• Set problem
Scan the data below. Pull out each line where "handle" occurs.

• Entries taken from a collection
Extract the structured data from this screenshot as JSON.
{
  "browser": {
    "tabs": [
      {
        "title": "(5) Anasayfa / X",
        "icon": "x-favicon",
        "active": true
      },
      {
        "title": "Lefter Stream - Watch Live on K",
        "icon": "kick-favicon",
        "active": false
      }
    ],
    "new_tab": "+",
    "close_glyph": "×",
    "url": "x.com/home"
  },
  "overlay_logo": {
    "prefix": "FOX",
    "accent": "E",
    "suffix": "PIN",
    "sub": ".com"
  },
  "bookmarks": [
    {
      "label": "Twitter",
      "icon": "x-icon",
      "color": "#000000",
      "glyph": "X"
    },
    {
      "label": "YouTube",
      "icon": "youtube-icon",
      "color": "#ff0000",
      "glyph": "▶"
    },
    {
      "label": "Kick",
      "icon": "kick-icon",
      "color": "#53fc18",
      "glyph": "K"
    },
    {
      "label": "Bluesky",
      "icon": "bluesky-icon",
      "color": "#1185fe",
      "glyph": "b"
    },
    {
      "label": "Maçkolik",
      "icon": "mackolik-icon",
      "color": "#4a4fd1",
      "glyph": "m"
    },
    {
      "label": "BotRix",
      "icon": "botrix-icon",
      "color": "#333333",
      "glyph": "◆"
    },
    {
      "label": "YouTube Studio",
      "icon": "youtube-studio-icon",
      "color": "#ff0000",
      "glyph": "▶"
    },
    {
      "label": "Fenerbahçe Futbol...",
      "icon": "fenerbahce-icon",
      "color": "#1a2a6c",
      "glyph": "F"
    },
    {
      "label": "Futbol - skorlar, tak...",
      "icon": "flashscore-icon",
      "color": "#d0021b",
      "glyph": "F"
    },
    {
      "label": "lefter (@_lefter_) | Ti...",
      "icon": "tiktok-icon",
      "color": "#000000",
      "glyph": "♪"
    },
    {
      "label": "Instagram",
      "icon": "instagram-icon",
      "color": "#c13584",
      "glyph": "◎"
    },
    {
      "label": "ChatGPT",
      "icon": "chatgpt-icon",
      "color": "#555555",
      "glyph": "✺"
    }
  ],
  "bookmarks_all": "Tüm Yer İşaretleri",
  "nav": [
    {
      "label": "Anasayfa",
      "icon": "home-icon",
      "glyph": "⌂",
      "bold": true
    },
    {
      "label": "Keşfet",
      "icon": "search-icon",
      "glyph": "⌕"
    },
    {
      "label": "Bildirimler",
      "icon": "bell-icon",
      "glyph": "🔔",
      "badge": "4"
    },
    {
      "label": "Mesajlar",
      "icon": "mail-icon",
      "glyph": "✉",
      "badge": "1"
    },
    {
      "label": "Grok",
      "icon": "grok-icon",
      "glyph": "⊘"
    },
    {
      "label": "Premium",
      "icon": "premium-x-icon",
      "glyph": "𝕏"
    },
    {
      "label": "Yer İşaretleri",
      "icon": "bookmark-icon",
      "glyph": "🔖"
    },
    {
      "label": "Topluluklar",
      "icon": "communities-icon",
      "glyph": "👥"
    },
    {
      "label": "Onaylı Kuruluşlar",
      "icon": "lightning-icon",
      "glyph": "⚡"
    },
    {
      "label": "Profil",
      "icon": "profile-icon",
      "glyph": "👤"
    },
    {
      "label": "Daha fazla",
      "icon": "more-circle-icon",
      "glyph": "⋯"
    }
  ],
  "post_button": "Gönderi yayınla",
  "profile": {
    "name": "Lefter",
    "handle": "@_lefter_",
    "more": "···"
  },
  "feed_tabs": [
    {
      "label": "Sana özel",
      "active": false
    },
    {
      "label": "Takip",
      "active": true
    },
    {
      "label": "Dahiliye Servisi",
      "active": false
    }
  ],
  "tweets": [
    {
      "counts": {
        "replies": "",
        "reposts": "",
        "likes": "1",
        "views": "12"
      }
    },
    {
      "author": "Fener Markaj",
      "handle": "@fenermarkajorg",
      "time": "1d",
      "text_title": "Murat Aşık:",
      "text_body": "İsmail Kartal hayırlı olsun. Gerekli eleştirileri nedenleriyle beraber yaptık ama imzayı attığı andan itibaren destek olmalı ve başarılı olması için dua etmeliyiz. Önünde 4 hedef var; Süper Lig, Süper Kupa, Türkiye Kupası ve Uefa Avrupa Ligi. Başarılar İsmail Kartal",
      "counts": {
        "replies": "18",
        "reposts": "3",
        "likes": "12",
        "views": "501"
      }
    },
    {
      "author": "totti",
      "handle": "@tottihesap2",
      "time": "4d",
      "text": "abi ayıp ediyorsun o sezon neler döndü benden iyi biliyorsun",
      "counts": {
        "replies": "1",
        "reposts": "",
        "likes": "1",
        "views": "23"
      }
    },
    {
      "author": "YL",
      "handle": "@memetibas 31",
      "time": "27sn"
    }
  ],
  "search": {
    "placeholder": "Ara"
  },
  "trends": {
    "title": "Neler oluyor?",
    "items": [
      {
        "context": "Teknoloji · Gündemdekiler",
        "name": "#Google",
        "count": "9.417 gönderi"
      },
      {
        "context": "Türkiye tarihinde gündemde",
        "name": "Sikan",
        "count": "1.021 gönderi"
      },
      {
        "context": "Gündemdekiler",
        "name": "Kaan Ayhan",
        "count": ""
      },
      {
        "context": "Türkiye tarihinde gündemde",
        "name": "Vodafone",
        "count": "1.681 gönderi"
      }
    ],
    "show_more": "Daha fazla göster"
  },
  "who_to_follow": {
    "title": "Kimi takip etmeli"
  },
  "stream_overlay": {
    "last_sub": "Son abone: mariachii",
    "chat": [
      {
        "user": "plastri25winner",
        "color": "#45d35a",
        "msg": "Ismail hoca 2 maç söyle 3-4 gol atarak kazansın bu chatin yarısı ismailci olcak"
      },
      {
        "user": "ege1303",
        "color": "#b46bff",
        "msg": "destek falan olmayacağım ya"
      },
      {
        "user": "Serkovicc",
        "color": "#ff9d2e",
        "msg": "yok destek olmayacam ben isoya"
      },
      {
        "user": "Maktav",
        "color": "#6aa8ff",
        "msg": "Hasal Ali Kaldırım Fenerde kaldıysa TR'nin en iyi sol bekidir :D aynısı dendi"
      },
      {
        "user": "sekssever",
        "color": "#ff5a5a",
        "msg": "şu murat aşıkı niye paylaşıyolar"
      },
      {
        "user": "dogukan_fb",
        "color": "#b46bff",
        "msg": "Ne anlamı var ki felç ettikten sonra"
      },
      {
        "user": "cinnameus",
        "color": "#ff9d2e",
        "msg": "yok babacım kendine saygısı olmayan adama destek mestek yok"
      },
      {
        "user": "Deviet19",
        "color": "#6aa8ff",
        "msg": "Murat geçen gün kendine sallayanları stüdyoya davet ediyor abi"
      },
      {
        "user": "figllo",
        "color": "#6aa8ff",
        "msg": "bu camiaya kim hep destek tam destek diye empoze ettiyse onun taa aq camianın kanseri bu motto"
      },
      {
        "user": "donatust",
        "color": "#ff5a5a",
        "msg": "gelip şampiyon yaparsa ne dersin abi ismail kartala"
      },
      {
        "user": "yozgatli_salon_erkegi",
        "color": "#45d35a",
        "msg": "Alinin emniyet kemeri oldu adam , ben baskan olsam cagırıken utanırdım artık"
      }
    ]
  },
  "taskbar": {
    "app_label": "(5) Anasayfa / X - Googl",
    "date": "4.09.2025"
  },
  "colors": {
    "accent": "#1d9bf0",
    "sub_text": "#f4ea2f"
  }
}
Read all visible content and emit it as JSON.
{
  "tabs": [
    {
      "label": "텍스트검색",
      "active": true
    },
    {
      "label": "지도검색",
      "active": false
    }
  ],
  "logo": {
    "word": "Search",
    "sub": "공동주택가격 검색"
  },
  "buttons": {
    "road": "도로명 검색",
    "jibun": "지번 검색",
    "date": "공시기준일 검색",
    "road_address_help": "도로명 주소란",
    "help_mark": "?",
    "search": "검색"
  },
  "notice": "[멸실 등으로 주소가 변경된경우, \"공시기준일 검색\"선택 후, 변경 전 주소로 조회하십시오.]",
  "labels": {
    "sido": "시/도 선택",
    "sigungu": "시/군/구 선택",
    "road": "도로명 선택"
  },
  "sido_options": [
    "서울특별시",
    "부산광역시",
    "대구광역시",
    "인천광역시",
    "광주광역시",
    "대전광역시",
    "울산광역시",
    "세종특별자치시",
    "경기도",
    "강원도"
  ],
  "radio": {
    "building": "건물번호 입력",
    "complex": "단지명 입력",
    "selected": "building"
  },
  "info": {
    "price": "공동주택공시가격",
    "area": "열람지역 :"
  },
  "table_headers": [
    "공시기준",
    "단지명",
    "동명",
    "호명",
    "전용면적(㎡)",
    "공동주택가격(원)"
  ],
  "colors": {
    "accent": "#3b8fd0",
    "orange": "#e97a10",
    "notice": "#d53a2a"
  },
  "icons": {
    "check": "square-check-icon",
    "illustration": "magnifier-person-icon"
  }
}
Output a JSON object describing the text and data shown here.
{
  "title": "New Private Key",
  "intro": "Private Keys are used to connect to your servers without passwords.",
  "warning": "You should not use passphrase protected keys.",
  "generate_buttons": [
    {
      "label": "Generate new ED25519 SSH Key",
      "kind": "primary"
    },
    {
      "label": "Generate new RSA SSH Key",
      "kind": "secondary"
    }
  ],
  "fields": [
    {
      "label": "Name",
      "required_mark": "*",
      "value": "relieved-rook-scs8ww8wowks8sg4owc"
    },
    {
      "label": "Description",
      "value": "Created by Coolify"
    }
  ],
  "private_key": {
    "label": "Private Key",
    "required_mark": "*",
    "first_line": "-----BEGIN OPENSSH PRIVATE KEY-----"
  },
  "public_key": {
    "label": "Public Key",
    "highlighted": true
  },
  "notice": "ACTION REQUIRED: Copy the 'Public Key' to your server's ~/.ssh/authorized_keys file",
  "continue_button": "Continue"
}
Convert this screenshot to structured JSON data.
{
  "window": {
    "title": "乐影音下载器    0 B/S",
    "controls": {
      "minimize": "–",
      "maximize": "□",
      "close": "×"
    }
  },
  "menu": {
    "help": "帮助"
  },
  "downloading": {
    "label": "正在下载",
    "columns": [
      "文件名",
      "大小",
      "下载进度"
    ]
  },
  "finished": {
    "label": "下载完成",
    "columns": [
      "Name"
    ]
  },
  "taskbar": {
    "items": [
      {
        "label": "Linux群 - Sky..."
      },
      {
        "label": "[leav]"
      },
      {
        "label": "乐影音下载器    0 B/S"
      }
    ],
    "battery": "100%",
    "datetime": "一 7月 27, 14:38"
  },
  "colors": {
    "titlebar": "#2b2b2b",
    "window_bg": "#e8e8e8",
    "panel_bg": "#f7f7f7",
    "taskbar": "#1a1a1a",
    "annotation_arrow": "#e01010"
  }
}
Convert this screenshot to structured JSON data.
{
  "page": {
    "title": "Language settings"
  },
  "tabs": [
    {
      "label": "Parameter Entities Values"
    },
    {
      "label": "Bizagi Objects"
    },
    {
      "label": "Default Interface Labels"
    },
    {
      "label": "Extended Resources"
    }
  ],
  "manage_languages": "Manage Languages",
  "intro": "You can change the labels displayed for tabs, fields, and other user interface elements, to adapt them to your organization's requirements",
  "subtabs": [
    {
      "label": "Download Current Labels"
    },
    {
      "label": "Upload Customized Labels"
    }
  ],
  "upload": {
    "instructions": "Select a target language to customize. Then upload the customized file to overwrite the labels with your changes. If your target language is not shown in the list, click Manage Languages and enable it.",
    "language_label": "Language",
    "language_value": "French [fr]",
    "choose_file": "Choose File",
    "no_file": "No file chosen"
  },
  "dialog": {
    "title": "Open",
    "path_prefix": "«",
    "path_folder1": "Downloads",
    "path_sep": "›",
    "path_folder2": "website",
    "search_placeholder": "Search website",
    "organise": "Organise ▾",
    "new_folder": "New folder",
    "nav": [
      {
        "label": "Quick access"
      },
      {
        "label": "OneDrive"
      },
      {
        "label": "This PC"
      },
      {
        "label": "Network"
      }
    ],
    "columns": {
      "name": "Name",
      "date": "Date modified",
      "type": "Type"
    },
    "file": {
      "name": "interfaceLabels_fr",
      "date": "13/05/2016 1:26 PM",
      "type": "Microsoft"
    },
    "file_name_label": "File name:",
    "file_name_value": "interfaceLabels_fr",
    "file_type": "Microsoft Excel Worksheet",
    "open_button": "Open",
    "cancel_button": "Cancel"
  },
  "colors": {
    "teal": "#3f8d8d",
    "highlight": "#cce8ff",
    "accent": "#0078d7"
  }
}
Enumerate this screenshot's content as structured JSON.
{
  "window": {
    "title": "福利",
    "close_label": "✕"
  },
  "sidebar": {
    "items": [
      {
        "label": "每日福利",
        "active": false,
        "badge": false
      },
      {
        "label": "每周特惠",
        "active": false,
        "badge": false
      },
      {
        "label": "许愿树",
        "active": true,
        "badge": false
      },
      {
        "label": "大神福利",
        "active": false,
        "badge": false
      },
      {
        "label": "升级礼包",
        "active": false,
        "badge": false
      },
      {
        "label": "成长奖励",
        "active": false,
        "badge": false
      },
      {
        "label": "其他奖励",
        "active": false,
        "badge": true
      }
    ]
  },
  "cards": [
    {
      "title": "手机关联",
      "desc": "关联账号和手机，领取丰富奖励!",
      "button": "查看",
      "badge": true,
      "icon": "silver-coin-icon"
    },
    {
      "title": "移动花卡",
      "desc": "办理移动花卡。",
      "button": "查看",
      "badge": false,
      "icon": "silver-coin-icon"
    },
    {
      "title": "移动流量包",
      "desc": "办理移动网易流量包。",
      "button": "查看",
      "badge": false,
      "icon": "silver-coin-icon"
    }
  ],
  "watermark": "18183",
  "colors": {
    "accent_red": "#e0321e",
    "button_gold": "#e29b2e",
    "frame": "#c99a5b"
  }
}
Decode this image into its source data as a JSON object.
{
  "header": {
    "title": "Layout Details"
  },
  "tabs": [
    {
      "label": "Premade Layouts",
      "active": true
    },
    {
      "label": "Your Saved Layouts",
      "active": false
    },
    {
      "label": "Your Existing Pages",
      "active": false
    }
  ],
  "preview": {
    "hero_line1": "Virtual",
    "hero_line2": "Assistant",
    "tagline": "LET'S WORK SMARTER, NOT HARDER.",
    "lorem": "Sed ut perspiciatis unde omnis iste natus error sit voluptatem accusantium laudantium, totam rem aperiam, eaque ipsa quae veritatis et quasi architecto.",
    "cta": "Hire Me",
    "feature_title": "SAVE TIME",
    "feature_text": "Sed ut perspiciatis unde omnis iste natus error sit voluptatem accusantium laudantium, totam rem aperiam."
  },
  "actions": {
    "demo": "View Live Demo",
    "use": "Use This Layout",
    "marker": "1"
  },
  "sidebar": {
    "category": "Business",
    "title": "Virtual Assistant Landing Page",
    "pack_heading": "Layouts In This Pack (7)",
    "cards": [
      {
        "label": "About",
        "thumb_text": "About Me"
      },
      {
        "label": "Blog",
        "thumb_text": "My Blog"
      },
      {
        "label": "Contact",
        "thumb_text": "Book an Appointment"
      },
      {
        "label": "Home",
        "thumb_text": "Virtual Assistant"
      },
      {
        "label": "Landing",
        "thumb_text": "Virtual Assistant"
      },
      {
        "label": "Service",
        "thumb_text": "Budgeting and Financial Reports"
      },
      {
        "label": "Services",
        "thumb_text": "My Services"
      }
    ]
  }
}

• Exercise response
    "handle": "@_lefter_",
      "handle": "@fenermarkajorg",
      "handle": "@tottihesap2",
      "handle": "@memetibas 31",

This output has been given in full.